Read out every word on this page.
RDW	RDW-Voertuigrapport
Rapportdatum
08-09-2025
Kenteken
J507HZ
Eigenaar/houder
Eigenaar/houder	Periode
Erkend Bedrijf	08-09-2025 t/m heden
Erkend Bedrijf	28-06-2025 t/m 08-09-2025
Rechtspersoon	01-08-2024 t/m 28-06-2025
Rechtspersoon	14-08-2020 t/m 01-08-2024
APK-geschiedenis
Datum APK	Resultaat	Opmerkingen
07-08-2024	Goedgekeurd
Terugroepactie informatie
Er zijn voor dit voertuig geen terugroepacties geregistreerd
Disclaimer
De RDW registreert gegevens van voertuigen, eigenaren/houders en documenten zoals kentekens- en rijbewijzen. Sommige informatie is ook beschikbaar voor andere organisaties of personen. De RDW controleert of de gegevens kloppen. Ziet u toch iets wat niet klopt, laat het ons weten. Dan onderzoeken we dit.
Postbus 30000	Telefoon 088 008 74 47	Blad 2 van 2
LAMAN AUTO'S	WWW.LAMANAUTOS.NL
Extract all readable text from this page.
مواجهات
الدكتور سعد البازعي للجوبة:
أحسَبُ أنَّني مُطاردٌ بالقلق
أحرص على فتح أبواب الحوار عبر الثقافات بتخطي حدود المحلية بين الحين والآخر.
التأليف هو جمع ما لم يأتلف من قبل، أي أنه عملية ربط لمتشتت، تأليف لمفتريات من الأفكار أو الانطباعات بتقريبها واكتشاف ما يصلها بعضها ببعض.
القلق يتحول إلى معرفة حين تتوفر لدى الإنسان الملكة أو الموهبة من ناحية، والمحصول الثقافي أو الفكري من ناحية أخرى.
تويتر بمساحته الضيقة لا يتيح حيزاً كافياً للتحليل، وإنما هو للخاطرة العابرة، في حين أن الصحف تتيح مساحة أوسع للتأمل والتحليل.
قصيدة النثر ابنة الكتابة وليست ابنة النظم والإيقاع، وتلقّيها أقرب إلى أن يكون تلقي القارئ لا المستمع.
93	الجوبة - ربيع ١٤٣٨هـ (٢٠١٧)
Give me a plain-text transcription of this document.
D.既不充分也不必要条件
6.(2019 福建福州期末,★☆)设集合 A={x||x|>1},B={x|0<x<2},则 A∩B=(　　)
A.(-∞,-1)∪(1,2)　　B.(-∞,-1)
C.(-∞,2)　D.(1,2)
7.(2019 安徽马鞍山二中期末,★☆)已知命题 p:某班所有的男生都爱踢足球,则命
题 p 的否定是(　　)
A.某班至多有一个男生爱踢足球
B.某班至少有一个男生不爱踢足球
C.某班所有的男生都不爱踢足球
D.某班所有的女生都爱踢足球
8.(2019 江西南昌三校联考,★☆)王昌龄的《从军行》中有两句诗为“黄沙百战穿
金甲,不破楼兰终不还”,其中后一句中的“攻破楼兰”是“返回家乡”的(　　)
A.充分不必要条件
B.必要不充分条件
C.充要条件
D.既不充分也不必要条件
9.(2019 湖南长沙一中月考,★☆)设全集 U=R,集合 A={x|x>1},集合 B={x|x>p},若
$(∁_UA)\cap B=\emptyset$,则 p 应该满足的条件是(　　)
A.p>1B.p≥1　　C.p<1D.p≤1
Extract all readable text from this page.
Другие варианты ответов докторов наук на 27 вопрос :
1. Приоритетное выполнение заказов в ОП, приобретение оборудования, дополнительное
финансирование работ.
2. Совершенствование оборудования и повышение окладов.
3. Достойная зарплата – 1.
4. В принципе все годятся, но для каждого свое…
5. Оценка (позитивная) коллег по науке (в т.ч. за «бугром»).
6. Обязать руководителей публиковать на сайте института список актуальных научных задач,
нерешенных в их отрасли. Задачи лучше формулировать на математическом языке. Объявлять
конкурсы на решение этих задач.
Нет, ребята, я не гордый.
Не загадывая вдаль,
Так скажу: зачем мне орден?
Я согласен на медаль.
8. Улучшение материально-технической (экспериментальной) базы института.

What the exercise asks:
Check each line of the records above for "Eigenaar", and copy those that have it.

Worked solution:
Eigenaar/houder
Eigenaar/houder	Periode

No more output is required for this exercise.